◆ **TO DO**:
Reproduce all the entries exactly.

Data entries:
==========
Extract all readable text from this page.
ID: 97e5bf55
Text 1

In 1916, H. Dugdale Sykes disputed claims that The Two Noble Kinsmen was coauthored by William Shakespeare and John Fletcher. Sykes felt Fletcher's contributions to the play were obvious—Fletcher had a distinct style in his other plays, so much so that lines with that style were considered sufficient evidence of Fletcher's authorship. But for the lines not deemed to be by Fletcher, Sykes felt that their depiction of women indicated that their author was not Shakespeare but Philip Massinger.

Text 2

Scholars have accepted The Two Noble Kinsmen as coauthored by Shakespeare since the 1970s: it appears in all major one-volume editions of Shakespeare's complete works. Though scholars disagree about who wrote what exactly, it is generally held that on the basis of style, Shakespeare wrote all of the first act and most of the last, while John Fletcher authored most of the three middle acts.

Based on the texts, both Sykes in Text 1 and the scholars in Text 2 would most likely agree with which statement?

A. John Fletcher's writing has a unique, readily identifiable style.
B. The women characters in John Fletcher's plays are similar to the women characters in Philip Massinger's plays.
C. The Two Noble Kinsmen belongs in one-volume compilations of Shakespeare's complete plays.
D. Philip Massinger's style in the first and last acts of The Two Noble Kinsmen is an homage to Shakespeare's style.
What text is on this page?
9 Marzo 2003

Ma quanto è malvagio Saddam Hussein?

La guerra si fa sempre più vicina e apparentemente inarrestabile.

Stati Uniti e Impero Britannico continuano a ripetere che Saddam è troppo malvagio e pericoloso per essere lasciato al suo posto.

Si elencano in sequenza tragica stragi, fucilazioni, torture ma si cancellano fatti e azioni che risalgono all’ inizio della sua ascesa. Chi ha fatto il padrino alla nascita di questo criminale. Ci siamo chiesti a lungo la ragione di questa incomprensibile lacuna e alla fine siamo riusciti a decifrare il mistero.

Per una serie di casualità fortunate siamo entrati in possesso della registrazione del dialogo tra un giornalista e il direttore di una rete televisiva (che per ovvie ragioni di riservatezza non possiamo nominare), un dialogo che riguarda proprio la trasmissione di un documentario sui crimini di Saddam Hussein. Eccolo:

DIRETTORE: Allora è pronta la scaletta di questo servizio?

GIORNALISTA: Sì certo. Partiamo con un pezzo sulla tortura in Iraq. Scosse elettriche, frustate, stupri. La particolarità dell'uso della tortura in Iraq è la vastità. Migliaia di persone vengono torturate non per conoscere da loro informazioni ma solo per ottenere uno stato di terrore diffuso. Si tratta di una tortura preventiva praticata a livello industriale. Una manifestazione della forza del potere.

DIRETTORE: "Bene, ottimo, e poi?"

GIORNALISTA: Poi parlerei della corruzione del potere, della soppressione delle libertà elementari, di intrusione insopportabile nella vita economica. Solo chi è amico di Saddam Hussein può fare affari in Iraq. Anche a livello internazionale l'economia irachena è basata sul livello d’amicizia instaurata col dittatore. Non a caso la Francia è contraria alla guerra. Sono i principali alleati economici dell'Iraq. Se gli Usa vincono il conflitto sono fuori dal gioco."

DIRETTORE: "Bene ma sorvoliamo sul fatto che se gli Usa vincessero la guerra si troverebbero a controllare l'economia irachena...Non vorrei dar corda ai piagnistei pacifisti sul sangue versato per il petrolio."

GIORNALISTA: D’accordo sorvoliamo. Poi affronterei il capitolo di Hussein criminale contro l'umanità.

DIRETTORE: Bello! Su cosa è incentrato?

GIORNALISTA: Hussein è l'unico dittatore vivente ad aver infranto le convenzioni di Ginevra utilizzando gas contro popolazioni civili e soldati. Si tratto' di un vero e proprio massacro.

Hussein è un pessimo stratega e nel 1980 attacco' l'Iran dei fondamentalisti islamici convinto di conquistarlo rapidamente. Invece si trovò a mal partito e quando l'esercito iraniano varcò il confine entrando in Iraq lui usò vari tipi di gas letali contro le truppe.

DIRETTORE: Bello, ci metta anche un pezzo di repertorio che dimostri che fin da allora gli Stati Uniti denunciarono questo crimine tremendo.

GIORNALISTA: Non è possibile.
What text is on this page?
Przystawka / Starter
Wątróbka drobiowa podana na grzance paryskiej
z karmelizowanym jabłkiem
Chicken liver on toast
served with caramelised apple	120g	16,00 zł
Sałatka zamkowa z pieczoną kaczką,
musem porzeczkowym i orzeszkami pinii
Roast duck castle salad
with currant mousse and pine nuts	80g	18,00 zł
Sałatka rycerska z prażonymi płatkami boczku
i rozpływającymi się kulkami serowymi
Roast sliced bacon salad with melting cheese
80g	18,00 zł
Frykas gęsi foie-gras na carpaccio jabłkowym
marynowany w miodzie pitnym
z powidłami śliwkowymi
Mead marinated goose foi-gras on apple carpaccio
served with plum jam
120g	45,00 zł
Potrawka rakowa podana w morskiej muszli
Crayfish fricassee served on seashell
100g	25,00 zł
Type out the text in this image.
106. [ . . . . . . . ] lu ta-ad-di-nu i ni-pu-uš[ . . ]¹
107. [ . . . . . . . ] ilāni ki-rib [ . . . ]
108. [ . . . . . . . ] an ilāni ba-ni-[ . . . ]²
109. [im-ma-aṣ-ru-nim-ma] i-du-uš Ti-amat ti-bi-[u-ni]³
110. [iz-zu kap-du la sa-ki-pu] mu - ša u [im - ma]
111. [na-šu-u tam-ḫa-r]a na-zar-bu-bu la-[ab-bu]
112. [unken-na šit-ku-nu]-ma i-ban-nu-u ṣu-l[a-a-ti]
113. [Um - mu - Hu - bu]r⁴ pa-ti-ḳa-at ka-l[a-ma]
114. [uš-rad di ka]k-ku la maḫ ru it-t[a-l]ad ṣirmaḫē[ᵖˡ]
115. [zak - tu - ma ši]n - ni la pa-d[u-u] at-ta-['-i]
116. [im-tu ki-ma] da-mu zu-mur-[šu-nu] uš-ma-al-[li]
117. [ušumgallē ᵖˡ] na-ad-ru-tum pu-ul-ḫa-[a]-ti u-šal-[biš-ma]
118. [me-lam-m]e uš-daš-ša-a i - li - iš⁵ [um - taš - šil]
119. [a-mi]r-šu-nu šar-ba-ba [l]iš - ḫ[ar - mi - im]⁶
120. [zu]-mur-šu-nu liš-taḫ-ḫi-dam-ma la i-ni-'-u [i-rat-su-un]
==========
◆ **SOLUTION TO THIS PROBLEM**:
Extract all readable text from this page.
ID: 97e5bf55
Text 1

In 1916, H. Dugdale Sykes disputed claims that The Two Noble Kinsmen was coauthored by William Shakespeare and John Fletcher. Sykes felt Fletcher's contributions to the play were obvious—Fletcher had a distinct style in his other plays, so much so that lines with that style were considered sufficient evidence of Fletcher's authorship. But for the lines not deemed to be by Fletcher, Sykes felt that their depiction of women indicated that their author was not Shakespeare but Philip Massinger.

Text 2

Scholars have accepted The Two Noble Kinsmen as coauthored by Shakespeare since the 1970s: it appears in all major one-volume editions of Shakespeare's complete works. Though scholars disagree about who wrote what exactly, it is generally held that on the basis of style, Shakespeare wrote all of the first act and most of the last, while John Fletcher authored most of the three middle acts.

Based on the texts, both Sykes in Text 1 and the scholars in Text 2 would most likely agree with which statement?

A. John Fletcher's writing has a unique, readily identifiable style.
B. The women characters in John Fletcher's plays are similar to the women characters in Philip Massinger's plays.
C. The Two Noble Kinsmen belongs in one-volume compilations of Shakespeare's complete plays.
D. Philip Massinger's style in the first and last acts of The Two Noble Kinsmen is an homage to Shakespeare's style.
What text is on this page?
9 Marzo 2003

Ma quanto è malvagio Saddam Hussein?

La guerra si fa sempre più vicina e apparentemente inarrestabile.

Stati Uniti e Impero Britannico continuano a ripetere che Saddam è troppo malvagio e pericoloso per essere lasciato al suo posto.

Si elencano in sequenza tragica stragi, fucilazioni, torture ma si cancellano fatti e azioni che risalgono all’ inizio della sua ascesa. Chi ha fatto il padrino alla nascita di questo criminale. Ci siamo chiesti a lungo la ragione di questa incomprensibile lacuna e alla fine siamo riusciti a decifrare il mistero.

Per una serie di casualità fortunate siamo entrati in possesso della registrazione del dialogo tra un giornalista e il direttore di una rete televisiva (che per ovvie ragioni di riservatezza non possiamo nominare), un dialogo che riguarda proprio la trasmissione di un documentario sui crimini di Saddam Hussein. Eccolo:

DIRETTORE: Allora è pronta la scaletta di questo servizio?

GIORNALISTA: Sì certo. Partiamo con un pezzo sulla tortura in Iraq. Scosse elettriche, frustate, stupri. La particolarità dell'uso della tortura in Iraq è la vastità. Migliaia di persone vengono torturate non per conoscere da loro informazioni ma solo per ottenere uno stato di terrore diffuso. Si tratta di una tortura preventiva praticata a livello industriale. Una manifestazione della forza del potere.

DIRETTORE: "Bene, ottimo, e poi?"

GIORNALISTA: Poi parlerei della corruzione del potere, della soppressione delle libertà elementari, di intrusione insopportabile nella vita economica. Solo chi è amico di Saddam Hussein può fare affari in Iraq. Anche a livello internazionale l'economia irachena è basata sul livello d’amicizia instaurata col dittatore. Non a caso la Francia è contraria alla guerra. Sono i principali alleati economici dell'Iraq. Se gli Usa vincono il conflitto sono fuori dal gioco."

DIRETTORE: "Bene ma sorvoliamo sul fatto che se gli Usa vincessero la guerra si troverebbero a controllare l'economia irachena...Non vorrei dar corda ai piagnistei pacifisti sul sangue versato per il petrolio."

GIORNALISTA: D’accordo sorvoliamo. Poi affronterei il capitolo di Hussein criminale contro l'umanità.

DIRETTORE: Bello! Su cosa è incentrato?

GIORNALISTA: Hussein è l'unico dittatore vivente ad aver infranto le convenzioni di Ginevra utilizzando gas contro popolazioni civili e soldati. Si tratto' di un vero e proprio massacro.

Hussein è un pessimo stratega e nel 1980 attacco' l'Iran dei fondamentalisti islamici convinto di conquistarlo rapidamente. Invece si trovò a mal partito e quando l'esercito iraniano varcò il confine entrando in Iraq lui usò vari tipi di gas letali contro le truppe.

DIRETTORE: Bello, ci metta anche un pezzo di repertorio che dimostri che fin da allora gli Stati Uniti denunciarono questo crimine tremendo.

GIORNALISTA: Non è possibile.
What text is on this page?
Przystawka / Starter
Wątróbka drobiowa podana na grzance paryskiej
z karmelizowanym jabłkiem
Chicken liver on toast
served with caramelised apple	120g	16,00 zł
Sałatka zamkowa z pieczoną kaczką,
musem porzeczkowym i orzeszkami pinii
Roast duck castle salad
with currant mousse and pine nuts	80g	18,00 zł
Sałatka rycerska z prażonymi płatkami boczku
i rozpływającymi się kulkami serowymi
Roast sliced bacon salad with melting cheese
80g	18,00 zł
Frykas gęsi foie-gras na carpaccio jabłkowym
marynowany w miodzie pitnym
z powidłami śliwkowymi
Mead marinated goose foi-gras on apple carpaccio
served with plum jam
120g	45,00 zł
Potrawka rakowa podana w morskiej muszli
Crayfish fricassee served on seashell
100g	25,00 zł
Type out the text in this image.
106. [ . . . . . . . ] lu ta-ad-di-nu i ni-pu-uš[ . . ]¹
107. [ . . . . . . . ] ilāni ki-rib [ . . . ]
108. [ . . . . . . . ] an ilāni ba-ni-[ . . . ]²
109. [im-ma-aṣ-ru-nim-ma] i-du-uš Ti-amat ti-bi-[u-ni]³
110. [iz-zu kap-du la sa-ki-pu] mu - ša u [im - ma]
111. [na-šu-u tam-ḫa-r]a na-zar-bu-bu la-[ab-bu]
112. [unken-na šit-ku-nu]-ma i-ban-nu-u ṣu-l[a-a-ti]
113. [Um - mu - Hu - bu]r⁴ pa-ti-ḳa-at ka-l[a-ma]
114. [uš-rad di ka]k-ku la maḫ ru it-t[a-l]ad ṣirmaḫē[ᵖˡ]
115. [zak - tu - ma ši]n - ni la pa-d[u-u] at-ta-['-i]
116. [im-tu ki-ma] da-mu zu-mur-[šu-nu] uš-ma-al-[li]
117. [ušumgallē ᵖˡ] na-ad-ru-tum pu-ul-ḫa-[a]-ti u-šal-[biš-ma]
118. [me-lam-m]e uš-daš-ša-a i - li - iš⁵ [um - taš - šil]
119. [a-mi]r-šu-nu šar-ba-ba [l]iš - ḫ[ar - mi - im]⁶
120. [zu]-mur-šu-nu liš-taḫ-ḫi-dam-ma la i-ni-'-u [i-rat-su-un]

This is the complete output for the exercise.